Filter the lines below, copying only those with the string "Сегодня".

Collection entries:

-*-

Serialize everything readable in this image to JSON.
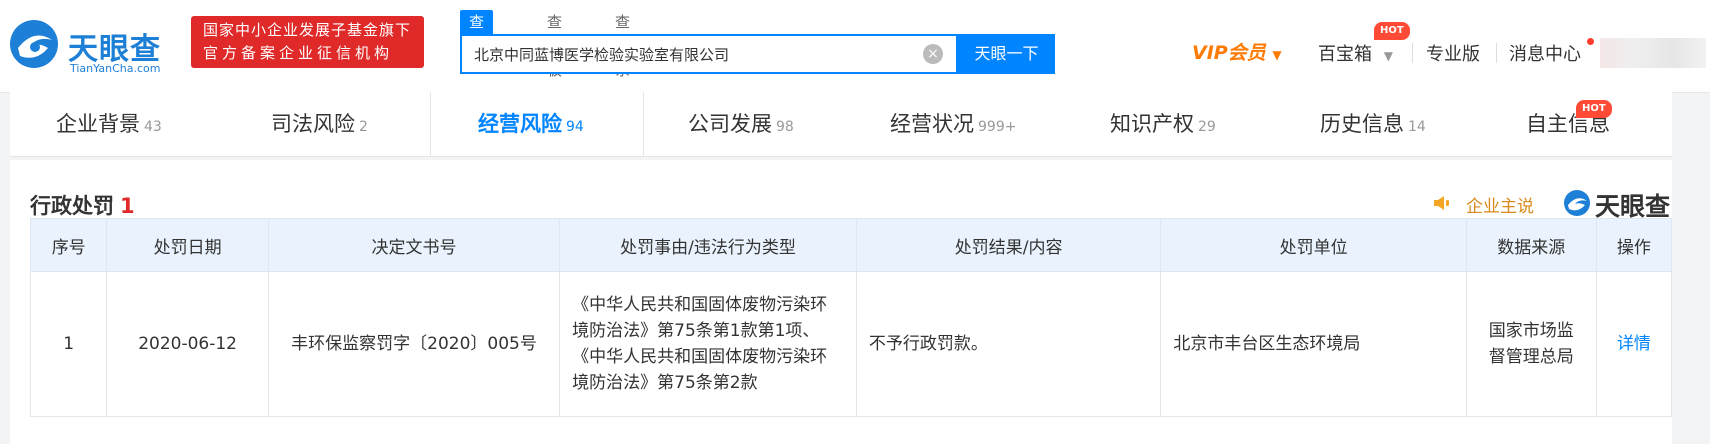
{
  "header": {
    "logo_cn": "天眼查",
    "logo_en": "TianYanCha.com",
    "badge_line1": "国家中小企业发展子基金旗下",
    "badge_line2": "官方备案企业征信机构",
    "search_tabs": [
      "查公司",
      "查老板",
      "查关系"
    ],
    "search_value": "北京中同蓝博医学检验实验室有限公司",
    "search_button": "天眼一下",
    "clear_glyph": "×",
    "vip": "VIP会员",
    "vip_caret": "▼",
    "nav": [
      "百宝箱",
      "专业版",
      "消息中心"
    ],
    "nav_caret": "▼",
    "hot": "HOT"
  },
  "tabs": [
    {
      "label": "企业背景",
      "count": "43"
    },
    {
      "label": "司法风险",
      "count": "2"
    },
    {
      "label": "经营风险",
      "count": "94"
    },
    {
      "label": "公司发展",
      "count": "98"
    },
    {
      "label": "经营状况",
      "count": "999+"
    },
    {
      "label": "知识产权",
      "count": "29"
    },
    {
      "label": "历史信息",
      "count": "14"
    },
    {
      "label": "自主信息",
      "count": ""
    }
  ],
  "section": {
    "title": "行政处罚",
    "count": "1",
    "claim": "企业主说",
    "brand": "天眼查"
  },
  "table": {
    "headers": [
      "序号",
      "处罚日期",
      "决定文书号",
      "处罚事由/违法行为类型",
      "处罚结果/内容",
      "处罚单位",
      "数据来源",
      "操作"
    ],
    "rows": [
      {
        "index": "1",
        "date": "2020-06-12",
        "doc_no": "丰环保监察罚字〔2020〕005号",
        "reason": "《中华人民共和国固体废物污染环境防治法》第75条第1款第1项、《中华人民共和国固体废物污染环境防治法》第75条第2款",
        "result": "不予行政罚款。",
        "unit": "北京市丰台区生态环境局",
        "source": "国家市场监督管理总局",
        "action": "详情"
      }
    ]
  },
  "colors": {
    "brand_blue": "#0084ff",
    "red": "#e02a2a",
    "vip_orange": "#ff7a00"
  }
}
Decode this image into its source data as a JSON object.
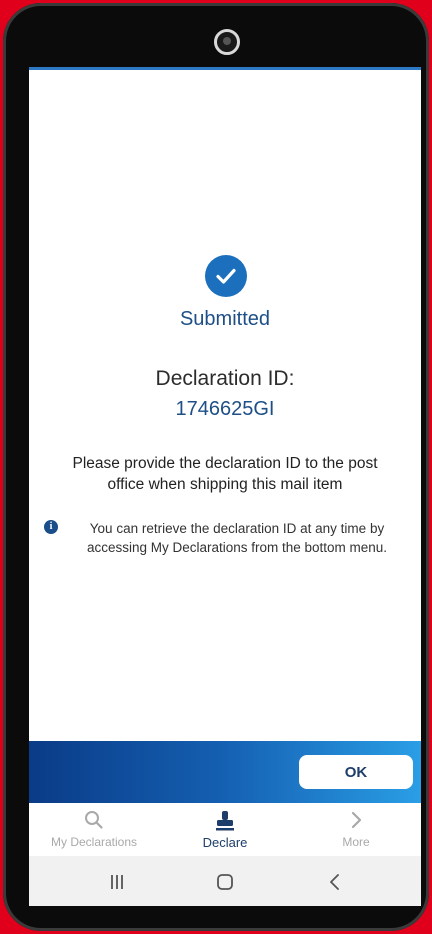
{
  "confirmation": {
    "status": "Submitted",
    "declaration_label": "Declaration ID:",
    "declaration_id": "1746625GI",
    "instruction": "Please provide the declaration ID to the post office when shipping this mail item",
    "info_icon": "info-icon",
    "info_text": "You can retrieve the declaration ID at any time by accessing My Declarations from the bottom menu."
  },
  "actions": {
    "ok_label": "OK"
  },
  "tabs": [
    {
      "label": "My Declarations",
      "icon": "search-icon",
      "active": false
    },
    {
      "label": "Declare",
      "icon": "stamp-icon",
      "active": true
    },
    {
      "label": "More",
      "icon": "chevron-right-icon",
      "active": false
    }
  ],
  "system_nav": {
    "recents_icon": "recents-icon",
    "home_icon": "home-icon",
    "back_icon": "back-icon"
  },
  "colors": {
    "accent": "#1b6fbd",
    "band_start": "#0a3b87",
    "band_end": "#2a9ee6",
    "frame": "#e0001b"
  }
}
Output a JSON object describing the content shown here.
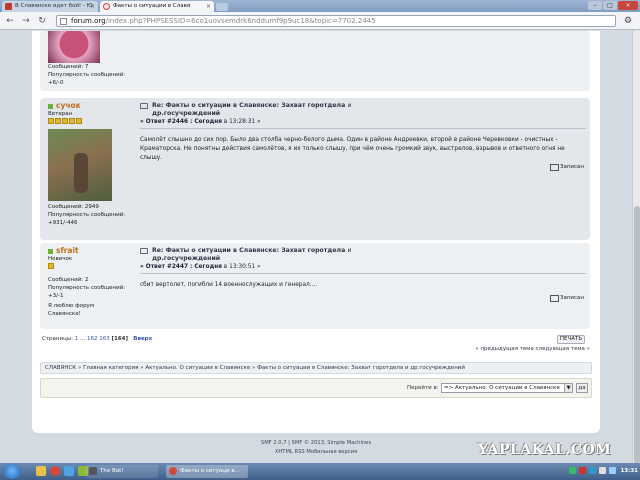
{
  "browser": {
    "tabs": [
      {
        "label": "В Славянске идет бой! - Ю"
      },
      {
        "label": "Факты о ситуации в Славя"
      }
    ],
    "url_host": "forum.org",
    "url_path": "/index.php?PHPSESSID=6co1uovsemdrk6nddumf9p9uc18&topic=7702.2445"
  },
  "posts": [
    {
      "messages": "Сообщений: 7",
      "popularity": "Популярность сообщений:",
      "popularity_value": "+6/-0"
    },
    {
      "name": "сучок",
      "rank": "Ветеран",
      "stars": 5,
      "title": "Re: Факты о ситуации в Славянске: Захват горотдела",
      "title_rest": "и",
      "title_line2": "др.госучреждений",
      "meta_reply": "« Ответ #2446 : Сегодня",
      "meta_at": "в",
      "meta_time": "13:28:31 »",
      "text": "Самолёт слышно до сих пор. Было два столба черно-белого дыма. Один в районе Андреевки, второй в районе Черевковки - очистных - Краматорска. Не понятны действия самолётов, я их только слышу, при чём очень громкий звук, выстрелов, взрывов и ответного огня не слышу.",
      "quote": "Записан",
      "messages": "Сообщений: 2949",
      "popularity": "Популярность сообщений:",
      "popularity_value": "+931/-446"
    },
    {
      "name": "sfrait",
      "rank": "Новичок",
      "stars": 1,
      "title": "Re: Факты о ситуации в Славянске: Захват горотдела",
      "title_rest": "и",
      "title_line2": "др.госучреждений",
      "meta_reply": "« Ответ #2447 : Сегодня",
      "meta_at": "в",
      "meta_time": "13:30:51 »",
      "text": "сбит вертолет, погибли 14 военнослужащих и генерал....",
      "quote": "Записан",
      "messages": "Сообщений: 2",
      "popularity": "Популярность сообщений:",
      "popularity_value": "+3/-1",
      "signature": "Я люблю форум Славянска!"
    }
  ],
  "pagination": {
    "label": "Страницы:",
    "first": "1",
    "dots": "...",
    "p162": "162",
    "p163": "163",
    "current": "[164]",
    "up": "Вверх"
  },
  "print_button": "ПЕЧАТЬ",
  "prevnext": "« предыдущая тема следующая тема »",
  "breadcrumb": "СЛАВЯНСК » Главная категория » Актуально. О ситуации в Славянске » Факты о ситуации в Славянске: Захват горотдела и др.госучреждений",
  "jump": {
    "label": "Перейти в:",
    "selected": "=> Актуально. О ситуации в Славянске",
    "go": "да"
  },
  "footer": {
    "line1": "SMF 2.0.7 | SMF © 2013, Simple Machines",
    "line2": "XHTML   RSS   Мобильная версия"
  },
  "watermark": "YAPLAKAL.COM",
  "taskbar": {
    "task1": "The Bat!",
    "task2": "Факты о ситуаци в...",
    "clock": "13:31"
  },
  "colors": {
    "accent_name": "#c06c1c",
    "online_dot": "#6ab03a",
    "link": "#3355aa"
  }
}
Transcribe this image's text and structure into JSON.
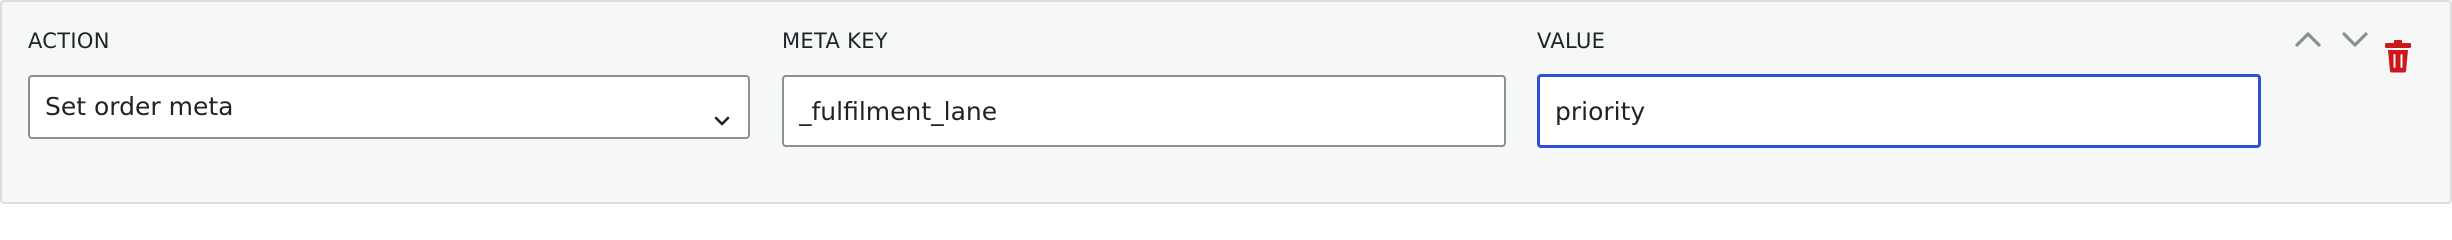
{
  "row": {
    "action_label": "ACTION",
    "meta_key_label": "META KEY",
    "value_label": "VALUE",
    "action_selected": "Set order meta",
    "meta_key_value": "_fulfilment_lane",
    "value_value": "priority"
  },
  "icons": {
    "move_up": "chevron-up-icon",
    "move_down": "chevron-down-icon",
    "delete": "trash-icon",
    "dropdown": "chevron-down-icon"
  },
  "colors": {
    "panel_bg": "#f6f7f7",
    "focus_border": "#2f4fd6",
    "delete_icon": "#cc1818",
    "move_icons": "#8c8f94"
  }
}
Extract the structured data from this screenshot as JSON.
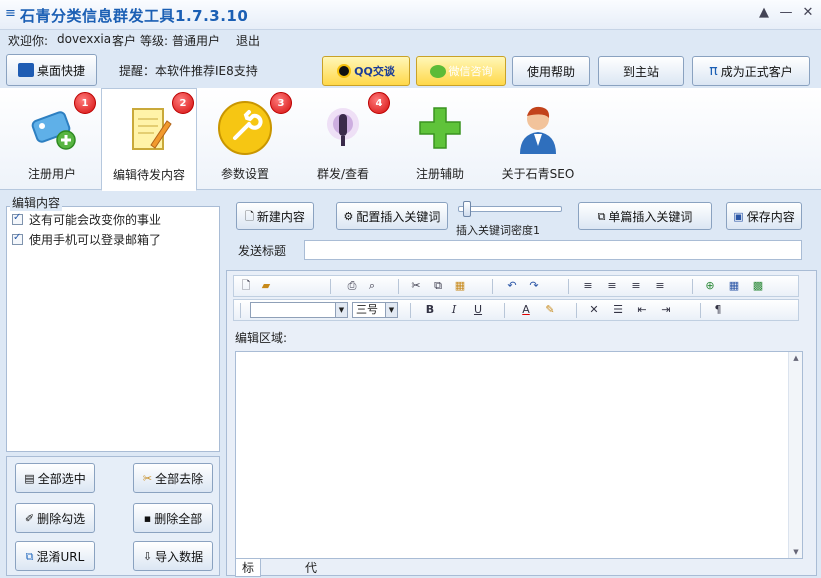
{
  "window": {
    "title": "石青分类信息群发工具1.7.3.10",
    "controls": {
      "help": "▲",
      "minimize": "—",
      "close": "✕"
    }
  },
  "userbar": {
    "welcome_prefix": "欢迎你:",
    "username": "dovexxia",
    "customer_suffix": "客户",
    "level_label": "等级:",
    "level_value": "普通用户",
    "logout": "退出"
  },
  "quickbar": {
    "desktop_shortcut": "桌面快捷",
    "tip": "提醒：本软件推荐IE8支持",
    "qq_chat": "QQ交谈",
    "wechat_consult": "微信咨询",
    "help": "使用帮助",
    "home_site": "到主站",
    "become_customer": "成为正式客户",
    "pi_glyph": "π"
  },
  "tabs": [
    {
      "label": "注册用户",
      "badge": "1"
    },
    {
      "label": "编辑待发内容",
      "badge": "2"
    },
    {
      "label": "参数设置",
      "badge": "3"
    },
    {
      "label": "群发/查看",
      "badge": "4"
    },
    {
      "label": "注册辅助",
      "badge": ""
    },
    {
      "label": "关于石青SEO",
      "badge": ""
    }
  ],
  "left_panel": {
    "group_title": "编辑内容",
    "items": [
      {
        "text": "这有可能会改变你的事业",
        "checked": true
      },
      {
        "text": "使用手机可以登录邮箱了",
        "checked": true
      }
    ],
    "buttons": {
      "select_all": "全部选中",
      "clear_all": "全部去除",
      "delete_checked": "删除勾选",
      "delete_all": "删除全部",
      "mix_url": "混淆URL",
      "import_data": "导入数据"
    }
  },
  "right_panel": {
    "new_content": "新建内容",
    "config_insert_keyword": "配置插入关键词",
    "slider_caption": "插入关键词密度1",
    "slider_value": 0.05,
    "single_insert_keyword": "单篇插入关键词",
    "save_content": "保存内容",
    "send_title_label": "发送标题",
    "send_title_value": "",
    "editor_label": "编辑区域:",
    "font_size_value": "三号",
    "font_name_value": "",
    "bottom_tabs": [
      "标准编辑",
      "代码编辑"
    ]
  },
  "colors": {
    "title_blue": "#1b5fb4",
    "badge_red": "#d40d0d",
    "accent_yellow": "#ffd84a"
  }
}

-*-

**Exercise response:**
      "meta_reply": "« Ответ #2446 : Сегодня",
      "meta_reply": "« Ответ #2447 : Сегодня",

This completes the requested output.